Par Yves Gélinas.
Article publié dans la revue Format Cinéma, No 47, Janvier 1986.
Au moment où ce texte a été écrit – et le film tourné – le matériel vidéo ne permettait pas la qualité d’image qu’il atteint de nos jours.
Dès que j’ai pris la décision de travailler à la préparation de cette croisière en solitaire depuis Saint-Malo, en France, jusqu’à Gaspé, au Québec, en faisant le tour de la terre, par la route des quarantièmes rugissants et du cap Horn, j’ai aussi cherché comment je pourrais en partager les moments les plus intenses avec ceux que j’aime.
Il se trouve que j’ai grandi et passé quinze années de ma vie professionnelle dans le milieu des arts du spectacle, d’abord au théâtre, puis à la télévision, enfin au cinéma, à titre de comédien, de metteur en scène, de réalisateur ou de directeur de production, cumulant deux ou même parfois trois de ces fonctions.
J’avais eu le bonheur de voir Voyage au bout de la mer, les inoubliables images que Bernard Moitessier avait ramenées de sa longue route. Mais j’étais resté sur ma faim : la bande sonore du film a été réalisée après son retour. Pour transmettre aussi fidèlement que possible l’expérience que vit le navigateur solitaire, il me semblait aussi important d’enregistrer du son que tourner des images. Si, en plus de tourner, comme Moitessier, des images subjectives, je racontais à une caméra fixée au bateau, avec simplicité, comme à quelqu’un qui naviguerait avec moi, chaque moment fort du voyage, à mesure qu’il se vit, j’arriverais peut-être è donner au spectateur l’impression d’être à bord de Jean-du-Sud. Je tournerais en 16 mm, avec son synchrone. Et j’étais sûr qu’il se passerait assez d’événements au cours de ce voyage pour maintenir l’attention du spectateur pendant une heure et demie, la durée d’un long-métrage.

**CONTENU DES DONNÉES**:
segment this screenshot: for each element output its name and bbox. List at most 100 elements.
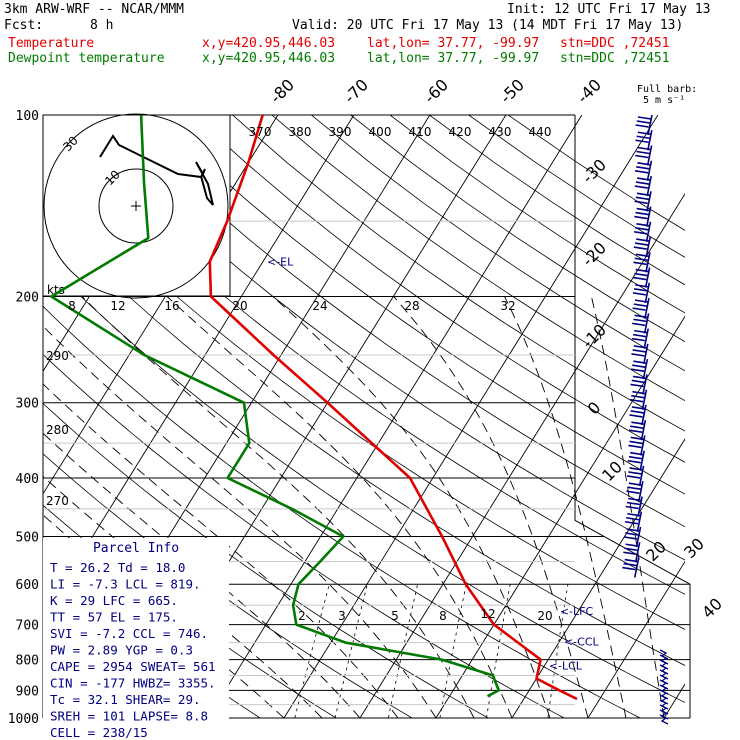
mixing-ratio-label: 8 <box>439 609 447 623</box>
dry-adiabat-line <box>192 115 685 463</box>
wind-barb-flag <box>637 161 651 166</box>
wind-barb-flag <box>636 238 650 242</box>
wind-barb-flag <box>636 120 650 124</box>
level-marker-label: <-EL <box>267 256 294 269</box>
wind-barb-flag <box>630 410 644 414</box>
wind-barb-flag <box>629 467 643 471</box>
wind-barb-flag <box>631 337 645 342</box>
dry-adiabat-label: 280 <box>46 423 69 437</box>
wind-barb-flag <box>634 185 648 189</box>
wind-barb-flag <box>636 135 650 140</box>
moist-adiabat-line <box>393 296 589 718</box>
dewpoint-latlon: lat,lon= 37.77, -99.97 <box>367 51 540 66</box>
wind-barb-flag <box>625 543 639 548</box>
wind-barb-shaft <box>647 130 653 151</box>
wind-barb-flag <box>627 486 641 491</box>
wind-barb-flag <box>631 421 645 425</box>
wind-barb-flag <box>626 501 641 506</box>
wind-barb-flag <box>627 512 641 517</box>
wind-barb-low <box>659 714 669 725</box>
theta-label: 420 <box>449 125 472 139</box>
wind-barb-flag <box>632 292 647 296</box>
wind-barb-flag <box>637 146 651 151</box>
parcel-info-row: K = 29 LFC = 665. <box>50 593 178 608</box>
forecast-hour: 8 h <box>90 18 114 33</box>
wind-barb-shaft <box>646 191 652 212</box>
wind-barb-flag <box>636 207 650 212</box>
dewpoint-profile <box>49 114 501 698</box>
isotherm-label: -80 <box>266 75 298 107</box>
mixing-ratio-line <box>486 584 511 718</box>
wind-barb-shaft <box>635 526 642 548</box>
wind-barb-flag <box>637 177 651 181</box>
wind-barb-flag <box>628 455 643 460</box>
parcel-info-title: Parcel Info <box>93 541 179 556</box>
wind-barb-flag <box>635 154 649 159</box>
diagram-right-border <box>574 115 691 718</box>
wind-barb-flag <box>632 375 647 380</box>
theta-label: 390 <box>329 125 352 139</box>
pressure-tick-label: 600 <box>16 578 39 593</box>
isotherm-line <box>207 115 583 718</box>
wind-barb-flag <box>634 242 649 246</box>
wind-barb-flag <box>634 200 648 205</box>
isotherm-line <box>359 192 685 718</box>
wind-barb-flag <box>633 288 648 292</box>
wind-barb-flag <box>624 520 639 525</box>
pressure-tick-label: 900 <box>16 684 39 699</box>
wind-barb-shaft <box>641 404 647 426</box>
hodograph-speed-label: 16 <box>164 299 179 313</box>
wind-barb-flag <box>626 490 640 495</box>
wind-barb-flag <box>625 505 639 510</box>
wind-barb-flag <box>625 532 639 536</box>
wind-barb-shaft <box>643 328 650 349</box>
hodograph-speed-label: 20 <box>232 299 247 313</box>
wind-barb-flag <box>636 192 651 197</box>
isotherm-line <box>283 115 659 718</box>
wind-barb-flag <box>634 272 648 277</box>
isotherm-label: 20 <box>642 537 670 565</box>
parcel-info-row: PW = 2.89 YGP = 0.3 <box>50 643 193 658</box>
hodograph-trace <box>99 134 214 206</box>
dry-adiabat-label: 270 <box>46 494 69 508</box>
wind-barb-flag <box>629 398 644 403</box>
dry-adiabat-line <box>271 115 685 402</box>
wind-barb-flag <box>629 440 643 445</box>
full-barb-label: Full barb: <box>637 84 698 95</box>
wind-barb-flag <box>633 318 647 323</box>
wind-barb-flag <box>628 429 643 433</box>
dewpoint-legend: Dewpoint temperature <box>8 51 165 66</box>
wind-barb-flag <box>622 566 636 571</box>
isotherm-label: -10 <box>578 320 610 352</box>
moist-adiabat-line <box>272 296 551 718</box>
wind-barb-flag <box>634 257 648 262</box>
isotherm-line <box>435 315 685 718</box>
parcel-info-row: Tc = 32.1 SHEAR= 29. <box>50 692 201 707</box>
hodograph-ring <box>43 113 229 299</box>
wind-barb-flag <box>634 329 648 334</box>
level-marker-label: <-CCL <box>564 635 600 648</box>
wind-barb-flag <box>633 360 647 364</box>
pressure-tick-label: 400 <box>16 472 39 487</box>
wind-barb-flag <box>630 383 644 388</box>
wind-barb-flag <box>624 558 638 563</box>
wind-barb-flag <box>632 307 646 311</box>
parcel-info-row: LI = -7.3 LCL = 819. <box>50 577 201 592</box>
pressure-tick-label: 700 <box>16 619 39 634</box>
dewpoint-station: stn=DDC ,72451 <box>560 51 670 66</box>
mixing-ratio-label: 12 <box>480 607 495 621</box>
wind-barb-flag <box>631 394 645 399</box>
wind-barb-flag <box>635 181 650 185</box>
wind-barb-flag <box>636 165 650 170</box>
mixing-ratio-label: 3 <box>338 609 346 623</box>
wind-barb-flag <box>626 528 640 532</box>
wind-barb-flag <box>628 497 642 502</box>
wind-barb-flag <box>626 516 640 521</box>
mixing-ratio-label: 2 <box>298 609 306 623</box>
wind-barb-flag <box>633 345 647 349</box>
theta-label: 380 <box>289 125 312 139</box>
parcel-info-row: SVI = -7.2 CCL = 746. <box>50 626 208 641</box>
hodograph-units: kts <box>47 283 65 297</box>
isotherm-line <box>511 438 685 718</box>
pressure-tick-label: 800 <box>16 654 39 669</box>
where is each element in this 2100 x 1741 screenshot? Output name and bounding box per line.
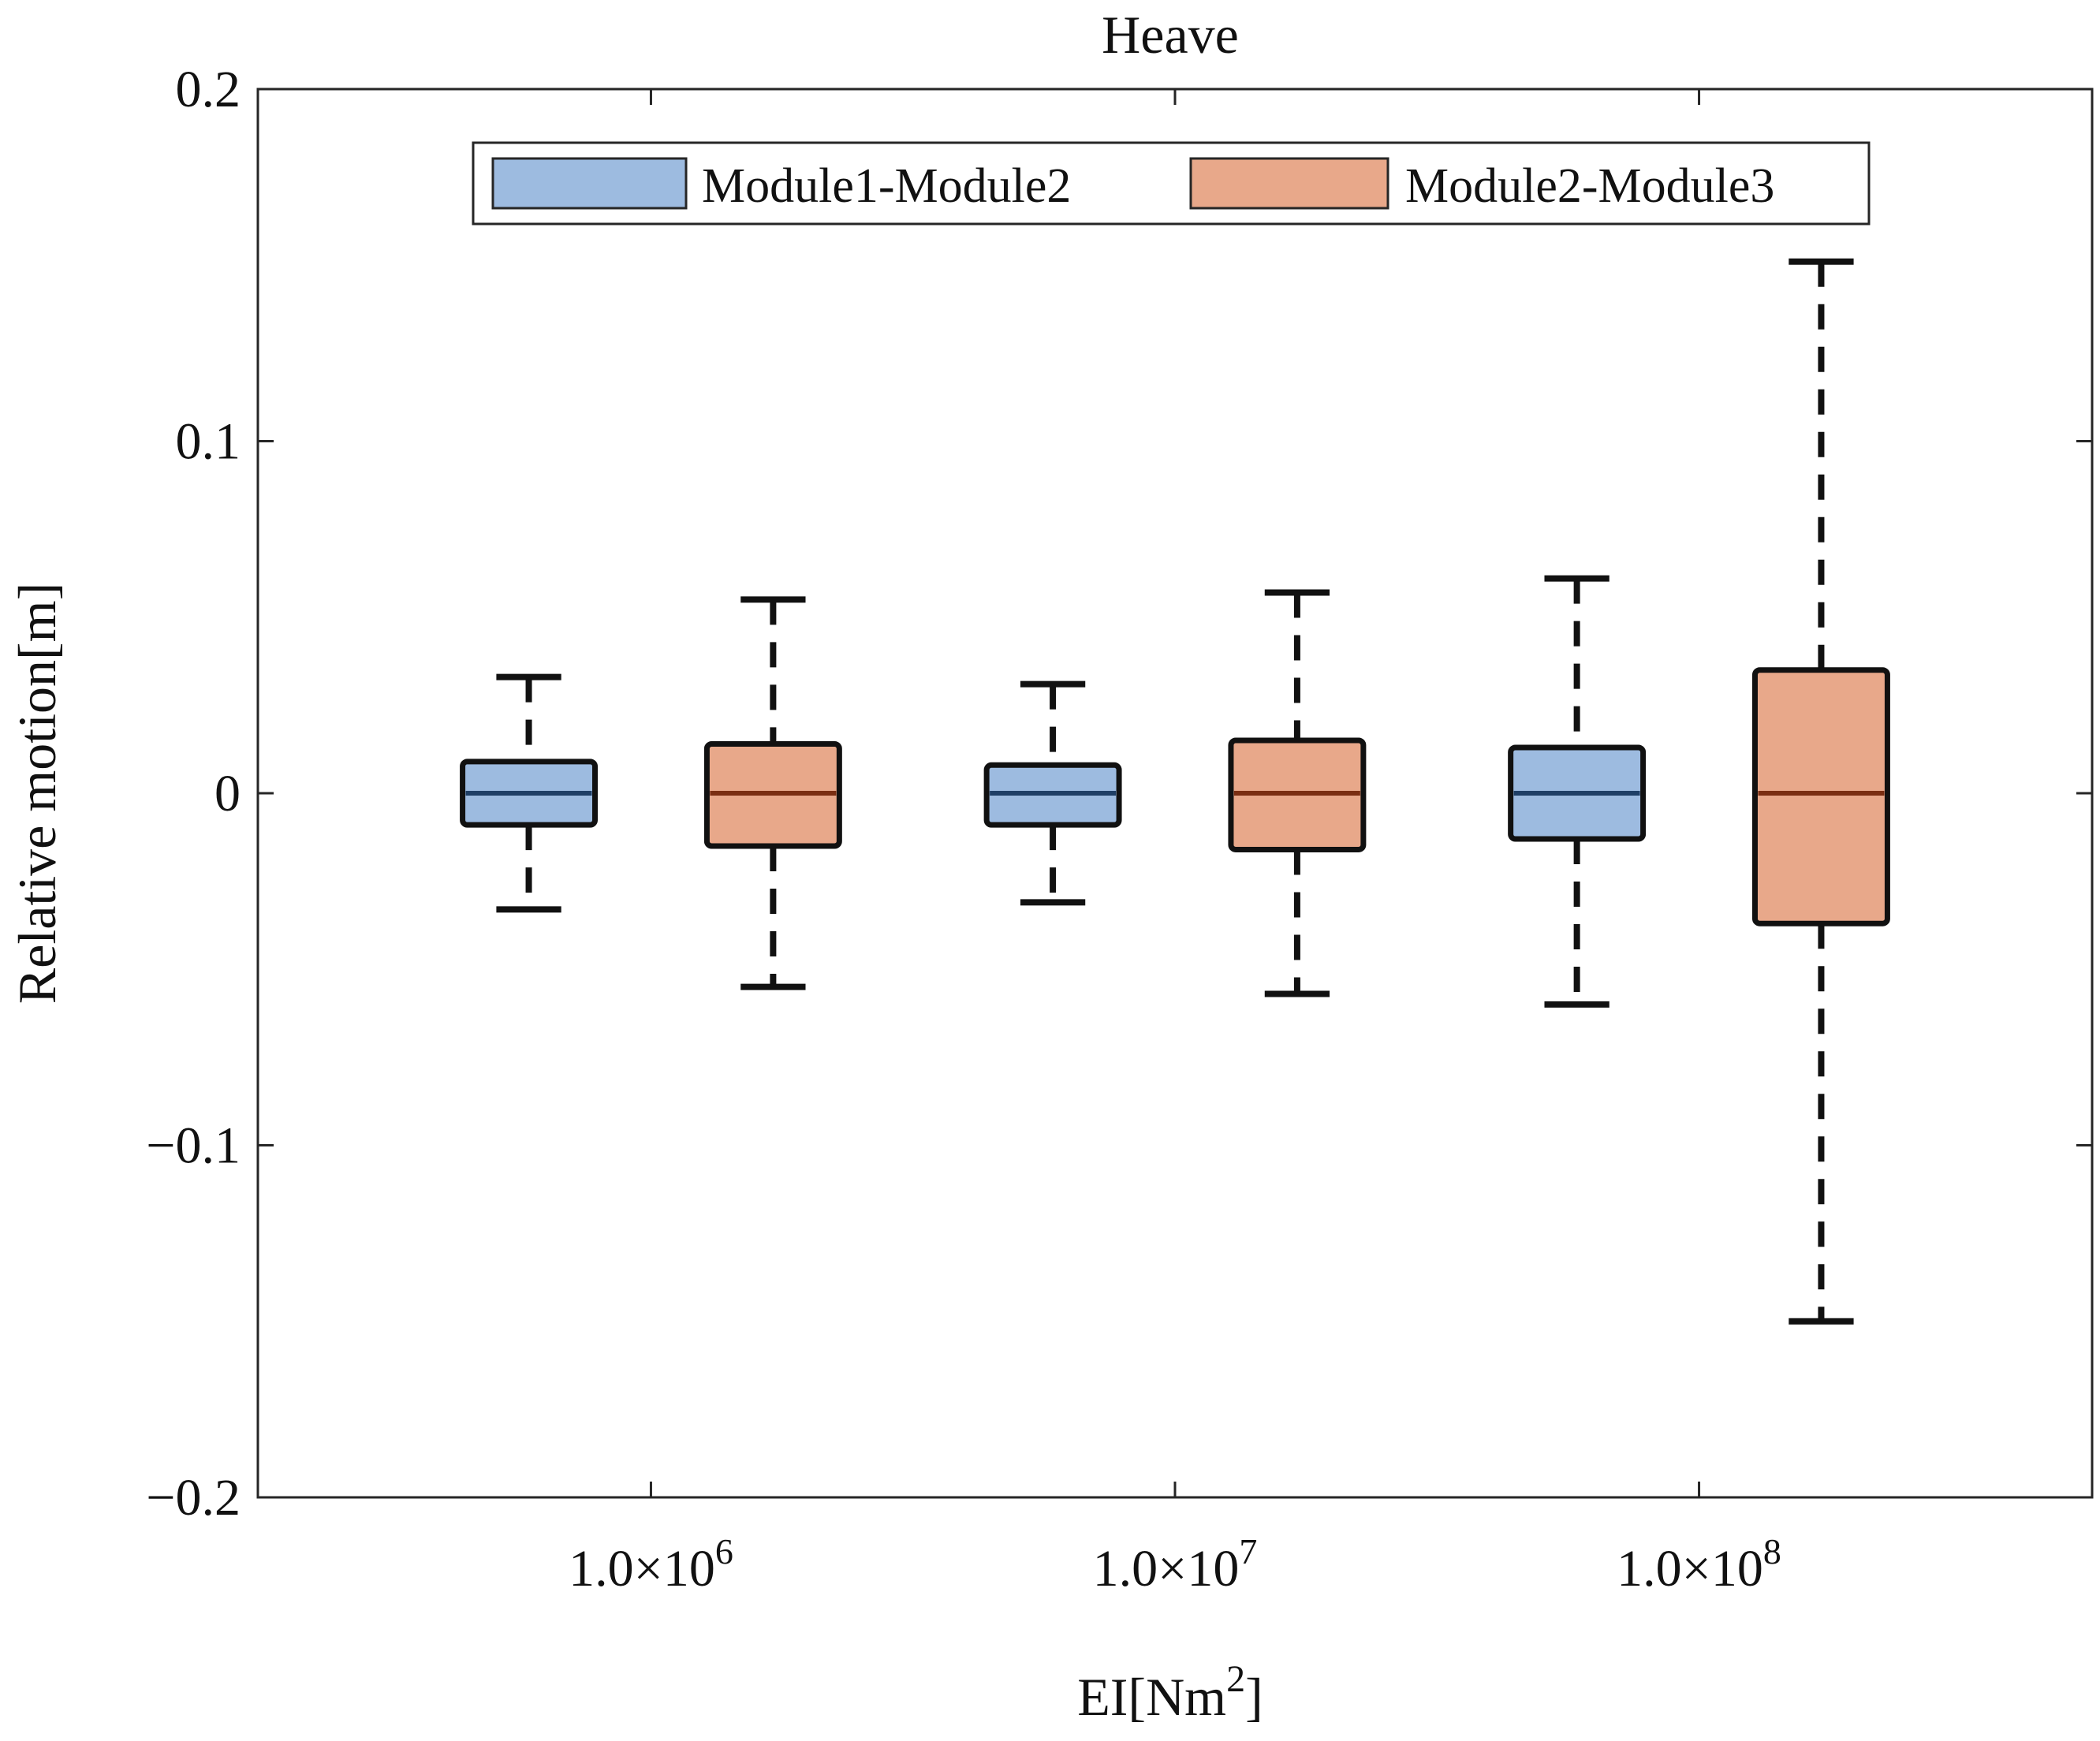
x-tick-label: 1.0×107 bbox=[1093, 1531, 1258, 1597]
y-tick-label: −0.2 bbox=[146, 1469, 241, 1527]
box-module2-module3-0 bbox=[703, 596, 842, 990]
legend-label-module2-module3: Module2-Module3 bbox=[1405, 159, 1774, 213]
legend: Module1-Module2 Module2-Module3 bbox=[472, 141, 1871, 226]
box-module2-module3-1 bbox=[1228, 589, 1367, 997]
x-axis-label-main: EI[Nm bbox=[1077, 1667, 1226, 1727]
y-axis-ticks: −0.2 −0.1 0 0.1 0.2 bbox=[146, 61, 2092, 1527]
y-tick-label: 0.2 bbox=[176, 61, 241, 118]
box-module2-module3-2 bbox=[1751, 258, 1890, 1325]
x-axis-label-end: ] bbox=[1245, 1667, 1263, 1727]
box-series-group bbox=[460, 258, 1890, 1325]
x-axis-label: EI[Nm2] bbox=[1077, 1658, 1263, 1727]
legend-swatch-module2-module3 bbox=[1189, 157, 1389, 210]
box-module1-module2-1 bbox=[983, 680, 1122, 906]
x-tick-label: 1.0×108 bbox=[1617, 1531, 1781, 1597]
chart-title: Heave bbox=[1102, 5, 1239, 65]
x-tick-label: 1.0×106 bbox=[569, 1531, 733, 1597]
x-axis-label-superscript: 2 bbox=[1226, 1658, 1245, 1700]
legend-frame bbox=[472, 141, 1871, 226]
box-module1-module2-0 bbox=[460, 673, 599, 913]
legend-swatch-module1-module2 bbox=[491, 157, 688, 210]
y-tick-label: 0 bbox=[214, 765, 241, 822]
legend-label-module1-module2: Module1-Module2 bbox=[702, 159, 1071, 213]
iqr-box bbox=[1751, 667, 1890, 926]
box-module1-module2-2 bbox=[1508, 575, 1647, 1008]
y-tick-label: −0.1 bbox=[146, 1117, 241, 1175]
x-axis-ticks: 1.0×106 1.0×107 1.0×108 bbox=[569, 89, 1781, 1597]
y-tick-label: 0.1 bbox=[176, 413, 241, 471]
y-axis-label: Relative motion[m] bbox=[7, 583, 67, 1004]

**CONSIGNE**:
D'après l'extrait, dans quel format et avec quel type de son l'auteur prévoyait-il de tourner son film ?

**RÉPONSE**:
En 16 mm, avec son synchrone.